Start Records provided
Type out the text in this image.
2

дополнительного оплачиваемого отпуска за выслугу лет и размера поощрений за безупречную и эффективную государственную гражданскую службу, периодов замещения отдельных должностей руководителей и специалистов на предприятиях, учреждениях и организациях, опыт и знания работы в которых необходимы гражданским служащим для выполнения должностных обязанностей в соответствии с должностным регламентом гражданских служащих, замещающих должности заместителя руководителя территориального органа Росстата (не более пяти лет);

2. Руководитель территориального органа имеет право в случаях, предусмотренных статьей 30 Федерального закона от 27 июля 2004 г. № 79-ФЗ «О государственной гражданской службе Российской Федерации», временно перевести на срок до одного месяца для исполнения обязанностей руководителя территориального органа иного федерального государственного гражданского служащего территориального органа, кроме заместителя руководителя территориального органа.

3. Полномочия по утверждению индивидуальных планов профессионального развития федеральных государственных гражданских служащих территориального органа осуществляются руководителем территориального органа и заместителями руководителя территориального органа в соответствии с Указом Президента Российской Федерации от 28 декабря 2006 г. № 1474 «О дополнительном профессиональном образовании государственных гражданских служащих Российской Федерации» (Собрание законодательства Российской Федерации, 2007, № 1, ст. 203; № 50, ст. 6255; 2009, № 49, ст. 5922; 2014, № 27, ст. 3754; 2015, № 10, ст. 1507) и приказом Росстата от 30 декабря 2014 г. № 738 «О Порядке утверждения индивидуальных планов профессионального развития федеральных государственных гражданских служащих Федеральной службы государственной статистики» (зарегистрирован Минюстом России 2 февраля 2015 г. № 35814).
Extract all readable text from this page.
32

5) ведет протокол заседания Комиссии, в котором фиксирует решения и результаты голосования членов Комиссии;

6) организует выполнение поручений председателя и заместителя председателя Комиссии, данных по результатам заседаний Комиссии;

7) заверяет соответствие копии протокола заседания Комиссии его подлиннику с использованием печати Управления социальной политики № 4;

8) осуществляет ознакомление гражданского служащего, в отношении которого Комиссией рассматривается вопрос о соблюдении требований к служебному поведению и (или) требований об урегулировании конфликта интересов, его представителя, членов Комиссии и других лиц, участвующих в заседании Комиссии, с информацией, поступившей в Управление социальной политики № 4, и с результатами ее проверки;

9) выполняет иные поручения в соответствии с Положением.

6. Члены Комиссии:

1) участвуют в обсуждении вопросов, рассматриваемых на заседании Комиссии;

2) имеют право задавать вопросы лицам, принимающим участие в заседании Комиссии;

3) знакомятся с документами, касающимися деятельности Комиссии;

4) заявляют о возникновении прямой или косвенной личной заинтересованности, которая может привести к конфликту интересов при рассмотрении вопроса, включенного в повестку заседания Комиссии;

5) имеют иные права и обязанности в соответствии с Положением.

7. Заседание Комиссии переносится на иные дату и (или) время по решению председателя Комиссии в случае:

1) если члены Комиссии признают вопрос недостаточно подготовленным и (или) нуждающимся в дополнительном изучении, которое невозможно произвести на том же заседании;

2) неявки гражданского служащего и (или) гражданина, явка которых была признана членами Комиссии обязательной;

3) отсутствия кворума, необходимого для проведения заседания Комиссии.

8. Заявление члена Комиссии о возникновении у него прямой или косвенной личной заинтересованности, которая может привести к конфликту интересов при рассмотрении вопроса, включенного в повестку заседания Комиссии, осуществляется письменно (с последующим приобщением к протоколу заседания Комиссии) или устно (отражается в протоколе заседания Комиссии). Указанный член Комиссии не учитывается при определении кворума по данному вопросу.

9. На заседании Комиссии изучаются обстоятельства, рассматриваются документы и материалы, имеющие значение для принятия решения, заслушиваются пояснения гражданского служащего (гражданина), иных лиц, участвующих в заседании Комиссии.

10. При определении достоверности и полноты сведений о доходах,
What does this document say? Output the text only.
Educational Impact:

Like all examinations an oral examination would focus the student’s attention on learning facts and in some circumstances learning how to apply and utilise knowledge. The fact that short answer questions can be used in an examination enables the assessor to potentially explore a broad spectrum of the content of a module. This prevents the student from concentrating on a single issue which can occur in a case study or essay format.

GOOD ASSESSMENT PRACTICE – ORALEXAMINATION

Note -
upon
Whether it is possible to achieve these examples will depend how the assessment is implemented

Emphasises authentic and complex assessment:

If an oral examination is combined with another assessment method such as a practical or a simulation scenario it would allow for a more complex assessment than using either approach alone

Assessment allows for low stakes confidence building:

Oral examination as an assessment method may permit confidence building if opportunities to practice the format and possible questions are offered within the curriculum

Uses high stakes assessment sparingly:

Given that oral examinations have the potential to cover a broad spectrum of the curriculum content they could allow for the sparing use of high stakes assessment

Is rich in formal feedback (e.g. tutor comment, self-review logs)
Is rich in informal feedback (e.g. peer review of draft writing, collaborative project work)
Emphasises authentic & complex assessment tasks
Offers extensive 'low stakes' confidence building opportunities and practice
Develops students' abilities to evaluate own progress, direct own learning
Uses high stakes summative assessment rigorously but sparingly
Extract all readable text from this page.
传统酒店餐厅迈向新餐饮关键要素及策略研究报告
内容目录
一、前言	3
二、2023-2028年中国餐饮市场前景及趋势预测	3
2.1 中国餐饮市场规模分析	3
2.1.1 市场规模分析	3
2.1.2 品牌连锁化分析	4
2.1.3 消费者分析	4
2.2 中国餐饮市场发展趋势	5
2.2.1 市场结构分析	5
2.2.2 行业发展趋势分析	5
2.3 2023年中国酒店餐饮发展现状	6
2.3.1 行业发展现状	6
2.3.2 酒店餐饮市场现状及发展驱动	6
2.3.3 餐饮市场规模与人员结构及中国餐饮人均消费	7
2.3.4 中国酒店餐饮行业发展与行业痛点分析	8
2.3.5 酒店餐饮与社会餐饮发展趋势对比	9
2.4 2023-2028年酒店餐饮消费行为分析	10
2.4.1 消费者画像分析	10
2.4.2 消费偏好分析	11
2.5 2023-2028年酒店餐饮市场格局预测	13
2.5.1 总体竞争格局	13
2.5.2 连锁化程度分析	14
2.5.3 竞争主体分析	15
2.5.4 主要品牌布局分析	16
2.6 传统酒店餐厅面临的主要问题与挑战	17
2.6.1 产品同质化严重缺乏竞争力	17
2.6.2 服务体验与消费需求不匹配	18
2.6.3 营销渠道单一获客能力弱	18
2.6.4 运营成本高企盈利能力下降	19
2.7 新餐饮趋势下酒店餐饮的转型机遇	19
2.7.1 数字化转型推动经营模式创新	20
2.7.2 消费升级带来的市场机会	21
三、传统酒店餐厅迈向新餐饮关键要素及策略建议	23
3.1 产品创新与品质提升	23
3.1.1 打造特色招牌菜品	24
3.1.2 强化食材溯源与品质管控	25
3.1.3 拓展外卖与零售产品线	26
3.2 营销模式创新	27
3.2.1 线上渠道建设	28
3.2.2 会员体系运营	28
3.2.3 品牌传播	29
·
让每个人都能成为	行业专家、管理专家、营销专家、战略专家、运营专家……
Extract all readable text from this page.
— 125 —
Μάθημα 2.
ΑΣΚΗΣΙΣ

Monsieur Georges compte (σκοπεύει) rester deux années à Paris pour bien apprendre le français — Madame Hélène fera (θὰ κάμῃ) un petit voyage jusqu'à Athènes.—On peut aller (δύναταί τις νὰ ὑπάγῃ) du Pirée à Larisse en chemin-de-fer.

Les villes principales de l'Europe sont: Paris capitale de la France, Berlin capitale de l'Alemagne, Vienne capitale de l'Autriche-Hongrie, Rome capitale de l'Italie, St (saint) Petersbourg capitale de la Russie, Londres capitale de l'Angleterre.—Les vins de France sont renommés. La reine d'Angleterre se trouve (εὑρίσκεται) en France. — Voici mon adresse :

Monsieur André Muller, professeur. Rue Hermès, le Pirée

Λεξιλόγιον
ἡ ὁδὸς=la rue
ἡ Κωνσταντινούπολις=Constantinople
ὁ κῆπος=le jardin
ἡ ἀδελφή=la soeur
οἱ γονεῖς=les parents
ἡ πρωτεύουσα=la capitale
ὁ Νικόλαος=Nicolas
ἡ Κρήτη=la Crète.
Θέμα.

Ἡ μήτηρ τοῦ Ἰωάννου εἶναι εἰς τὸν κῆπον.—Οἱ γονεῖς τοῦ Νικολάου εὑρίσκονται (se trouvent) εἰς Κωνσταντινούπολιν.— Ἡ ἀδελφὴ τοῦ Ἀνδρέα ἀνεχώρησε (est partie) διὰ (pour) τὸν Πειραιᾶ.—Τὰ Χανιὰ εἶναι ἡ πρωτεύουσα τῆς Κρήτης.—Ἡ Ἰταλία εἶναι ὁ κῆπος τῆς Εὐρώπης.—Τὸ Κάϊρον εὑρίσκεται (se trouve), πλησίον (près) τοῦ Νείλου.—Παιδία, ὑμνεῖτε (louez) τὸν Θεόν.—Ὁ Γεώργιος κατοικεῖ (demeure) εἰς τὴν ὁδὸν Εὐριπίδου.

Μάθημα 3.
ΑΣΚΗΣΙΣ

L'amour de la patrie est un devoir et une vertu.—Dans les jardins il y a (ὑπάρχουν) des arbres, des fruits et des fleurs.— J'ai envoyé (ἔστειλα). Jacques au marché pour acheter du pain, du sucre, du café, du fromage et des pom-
End Records provided
Find every line in the entries that includes the word "Paris", then state how many there are and nothing else.

2